- Instruction
Scan the data below for the string "Scenario". Show every line where it turns up.

··· Records shown ···

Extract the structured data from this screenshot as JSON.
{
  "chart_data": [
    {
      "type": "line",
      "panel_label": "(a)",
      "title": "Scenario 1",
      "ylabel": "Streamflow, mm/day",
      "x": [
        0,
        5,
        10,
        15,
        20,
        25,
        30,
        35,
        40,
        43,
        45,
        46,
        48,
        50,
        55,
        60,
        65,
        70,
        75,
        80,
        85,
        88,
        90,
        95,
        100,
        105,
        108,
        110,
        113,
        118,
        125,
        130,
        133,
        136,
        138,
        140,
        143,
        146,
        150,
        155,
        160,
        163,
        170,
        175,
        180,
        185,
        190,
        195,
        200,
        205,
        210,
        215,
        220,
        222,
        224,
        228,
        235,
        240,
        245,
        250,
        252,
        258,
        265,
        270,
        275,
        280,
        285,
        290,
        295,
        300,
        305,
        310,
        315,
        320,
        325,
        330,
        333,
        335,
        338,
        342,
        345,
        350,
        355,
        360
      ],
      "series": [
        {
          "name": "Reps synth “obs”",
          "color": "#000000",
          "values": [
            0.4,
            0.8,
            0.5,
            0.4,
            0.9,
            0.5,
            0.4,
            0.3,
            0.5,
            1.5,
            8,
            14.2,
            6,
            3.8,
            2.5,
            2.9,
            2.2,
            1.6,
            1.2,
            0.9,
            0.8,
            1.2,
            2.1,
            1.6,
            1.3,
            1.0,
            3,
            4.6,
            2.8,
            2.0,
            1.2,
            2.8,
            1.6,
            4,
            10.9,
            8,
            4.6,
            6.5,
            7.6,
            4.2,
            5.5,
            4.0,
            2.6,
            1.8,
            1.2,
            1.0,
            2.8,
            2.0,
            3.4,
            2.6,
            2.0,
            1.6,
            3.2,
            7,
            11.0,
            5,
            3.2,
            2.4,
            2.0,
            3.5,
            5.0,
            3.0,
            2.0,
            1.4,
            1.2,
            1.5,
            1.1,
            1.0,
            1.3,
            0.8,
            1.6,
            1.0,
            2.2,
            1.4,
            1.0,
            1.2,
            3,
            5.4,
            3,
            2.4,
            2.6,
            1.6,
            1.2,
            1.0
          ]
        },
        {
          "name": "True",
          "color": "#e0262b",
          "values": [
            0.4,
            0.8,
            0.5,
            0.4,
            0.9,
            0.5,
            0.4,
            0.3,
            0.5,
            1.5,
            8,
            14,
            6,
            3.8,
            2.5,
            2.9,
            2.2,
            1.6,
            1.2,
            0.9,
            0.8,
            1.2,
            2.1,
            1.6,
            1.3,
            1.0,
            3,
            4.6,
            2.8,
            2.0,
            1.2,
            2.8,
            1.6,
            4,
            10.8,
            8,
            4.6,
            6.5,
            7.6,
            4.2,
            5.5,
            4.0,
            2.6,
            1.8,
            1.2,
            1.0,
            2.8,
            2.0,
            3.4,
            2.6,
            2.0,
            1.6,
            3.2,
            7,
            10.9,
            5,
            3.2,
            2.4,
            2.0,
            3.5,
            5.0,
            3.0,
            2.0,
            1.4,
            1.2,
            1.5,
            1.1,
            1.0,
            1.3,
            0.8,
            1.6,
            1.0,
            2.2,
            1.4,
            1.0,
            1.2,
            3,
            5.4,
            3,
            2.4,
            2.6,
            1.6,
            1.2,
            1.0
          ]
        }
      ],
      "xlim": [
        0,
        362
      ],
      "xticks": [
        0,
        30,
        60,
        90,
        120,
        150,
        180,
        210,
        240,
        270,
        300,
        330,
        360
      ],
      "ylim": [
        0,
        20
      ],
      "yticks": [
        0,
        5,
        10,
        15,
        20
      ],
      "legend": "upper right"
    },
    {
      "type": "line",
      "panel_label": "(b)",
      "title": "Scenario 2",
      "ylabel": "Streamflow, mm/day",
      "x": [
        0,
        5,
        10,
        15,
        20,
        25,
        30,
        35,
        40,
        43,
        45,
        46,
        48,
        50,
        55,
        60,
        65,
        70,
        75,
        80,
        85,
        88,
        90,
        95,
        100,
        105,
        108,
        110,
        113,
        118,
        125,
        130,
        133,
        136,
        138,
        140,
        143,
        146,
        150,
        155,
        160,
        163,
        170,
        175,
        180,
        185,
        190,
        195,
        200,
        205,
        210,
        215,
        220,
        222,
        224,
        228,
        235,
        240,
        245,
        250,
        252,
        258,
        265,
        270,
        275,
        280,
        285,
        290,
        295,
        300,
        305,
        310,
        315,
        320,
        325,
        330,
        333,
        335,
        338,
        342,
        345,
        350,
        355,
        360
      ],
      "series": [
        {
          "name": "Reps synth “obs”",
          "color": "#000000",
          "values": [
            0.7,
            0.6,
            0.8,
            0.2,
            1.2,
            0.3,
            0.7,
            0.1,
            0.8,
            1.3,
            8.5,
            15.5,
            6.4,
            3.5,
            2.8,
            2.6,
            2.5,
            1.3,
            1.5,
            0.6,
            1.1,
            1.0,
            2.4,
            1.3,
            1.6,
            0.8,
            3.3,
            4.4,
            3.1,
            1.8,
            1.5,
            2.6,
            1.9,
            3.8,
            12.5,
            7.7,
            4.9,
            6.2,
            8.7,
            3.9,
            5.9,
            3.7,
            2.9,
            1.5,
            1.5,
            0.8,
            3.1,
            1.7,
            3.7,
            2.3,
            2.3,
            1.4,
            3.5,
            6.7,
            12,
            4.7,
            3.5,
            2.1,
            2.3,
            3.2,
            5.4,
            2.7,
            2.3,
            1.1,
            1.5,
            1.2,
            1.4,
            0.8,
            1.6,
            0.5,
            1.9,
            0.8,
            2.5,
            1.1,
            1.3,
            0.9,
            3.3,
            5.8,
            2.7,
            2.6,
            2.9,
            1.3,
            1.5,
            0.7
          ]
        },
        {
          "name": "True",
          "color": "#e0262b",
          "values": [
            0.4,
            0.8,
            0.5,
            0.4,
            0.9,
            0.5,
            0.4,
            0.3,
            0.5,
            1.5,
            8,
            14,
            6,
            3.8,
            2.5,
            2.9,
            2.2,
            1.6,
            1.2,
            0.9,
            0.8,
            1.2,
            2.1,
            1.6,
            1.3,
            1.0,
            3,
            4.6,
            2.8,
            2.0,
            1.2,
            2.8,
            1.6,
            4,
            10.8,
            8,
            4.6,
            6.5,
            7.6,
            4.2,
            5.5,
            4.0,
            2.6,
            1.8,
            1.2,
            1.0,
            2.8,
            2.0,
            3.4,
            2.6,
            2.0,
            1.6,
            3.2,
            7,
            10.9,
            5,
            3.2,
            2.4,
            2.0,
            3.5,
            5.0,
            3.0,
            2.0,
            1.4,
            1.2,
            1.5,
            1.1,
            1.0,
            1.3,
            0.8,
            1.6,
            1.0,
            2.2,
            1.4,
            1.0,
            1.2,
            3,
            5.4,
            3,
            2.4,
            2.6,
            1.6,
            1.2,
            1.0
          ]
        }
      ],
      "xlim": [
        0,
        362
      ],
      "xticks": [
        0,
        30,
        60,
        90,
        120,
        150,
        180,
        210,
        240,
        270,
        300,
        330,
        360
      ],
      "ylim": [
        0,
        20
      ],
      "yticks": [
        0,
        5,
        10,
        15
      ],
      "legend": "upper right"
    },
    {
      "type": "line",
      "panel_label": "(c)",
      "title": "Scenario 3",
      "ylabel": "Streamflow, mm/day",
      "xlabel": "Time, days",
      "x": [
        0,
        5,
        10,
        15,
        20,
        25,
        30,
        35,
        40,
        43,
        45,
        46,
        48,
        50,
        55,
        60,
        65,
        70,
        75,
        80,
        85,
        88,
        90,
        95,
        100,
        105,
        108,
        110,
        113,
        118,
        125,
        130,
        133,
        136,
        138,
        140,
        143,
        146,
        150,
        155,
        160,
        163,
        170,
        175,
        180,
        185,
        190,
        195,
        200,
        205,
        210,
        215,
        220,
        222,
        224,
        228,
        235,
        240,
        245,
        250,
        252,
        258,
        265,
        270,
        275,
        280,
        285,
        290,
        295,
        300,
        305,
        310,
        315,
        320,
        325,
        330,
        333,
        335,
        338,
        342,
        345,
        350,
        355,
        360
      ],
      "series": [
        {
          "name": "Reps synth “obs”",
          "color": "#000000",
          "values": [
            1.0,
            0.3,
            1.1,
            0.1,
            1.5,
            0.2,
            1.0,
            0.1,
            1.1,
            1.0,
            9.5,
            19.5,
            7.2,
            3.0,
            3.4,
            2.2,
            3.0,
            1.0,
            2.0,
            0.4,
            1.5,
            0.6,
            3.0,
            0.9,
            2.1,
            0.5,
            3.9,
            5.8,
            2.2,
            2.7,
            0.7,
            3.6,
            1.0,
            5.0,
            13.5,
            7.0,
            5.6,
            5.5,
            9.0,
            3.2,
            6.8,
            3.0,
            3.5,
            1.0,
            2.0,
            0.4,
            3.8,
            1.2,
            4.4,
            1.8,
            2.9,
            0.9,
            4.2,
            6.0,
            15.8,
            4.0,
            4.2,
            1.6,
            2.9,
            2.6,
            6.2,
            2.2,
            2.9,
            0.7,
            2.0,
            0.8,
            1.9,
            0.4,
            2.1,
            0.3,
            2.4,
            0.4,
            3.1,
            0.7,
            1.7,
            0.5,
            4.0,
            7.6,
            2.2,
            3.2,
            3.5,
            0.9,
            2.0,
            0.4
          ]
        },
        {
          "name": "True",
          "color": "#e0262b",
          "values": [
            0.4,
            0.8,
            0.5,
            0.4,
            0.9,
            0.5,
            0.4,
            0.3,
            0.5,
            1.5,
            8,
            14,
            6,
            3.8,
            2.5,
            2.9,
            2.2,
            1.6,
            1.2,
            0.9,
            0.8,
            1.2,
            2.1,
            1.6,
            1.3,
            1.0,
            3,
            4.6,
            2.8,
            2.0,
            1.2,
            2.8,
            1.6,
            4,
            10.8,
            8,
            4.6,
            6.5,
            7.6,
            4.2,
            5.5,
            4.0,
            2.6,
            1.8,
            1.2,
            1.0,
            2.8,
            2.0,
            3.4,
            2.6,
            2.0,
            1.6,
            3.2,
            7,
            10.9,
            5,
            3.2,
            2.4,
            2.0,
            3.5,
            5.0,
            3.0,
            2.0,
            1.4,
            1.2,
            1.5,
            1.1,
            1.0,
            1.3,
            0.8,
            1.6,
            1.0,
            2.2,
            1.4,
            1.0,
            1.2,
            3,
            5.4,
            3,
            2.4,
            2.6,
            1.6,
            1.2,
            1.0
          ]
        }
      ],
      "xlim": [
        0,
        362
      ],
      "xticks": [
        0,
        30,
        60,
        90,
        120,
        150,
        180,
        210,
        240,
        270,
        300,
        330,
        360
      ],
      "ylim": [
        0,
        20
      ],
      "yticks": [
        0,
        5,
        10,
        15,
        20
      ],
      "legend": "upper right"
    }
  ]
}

···

- Expected answer
      "title": "Scenario 1",
      "title": "Scenario 2",
      "title": "Scenario 3",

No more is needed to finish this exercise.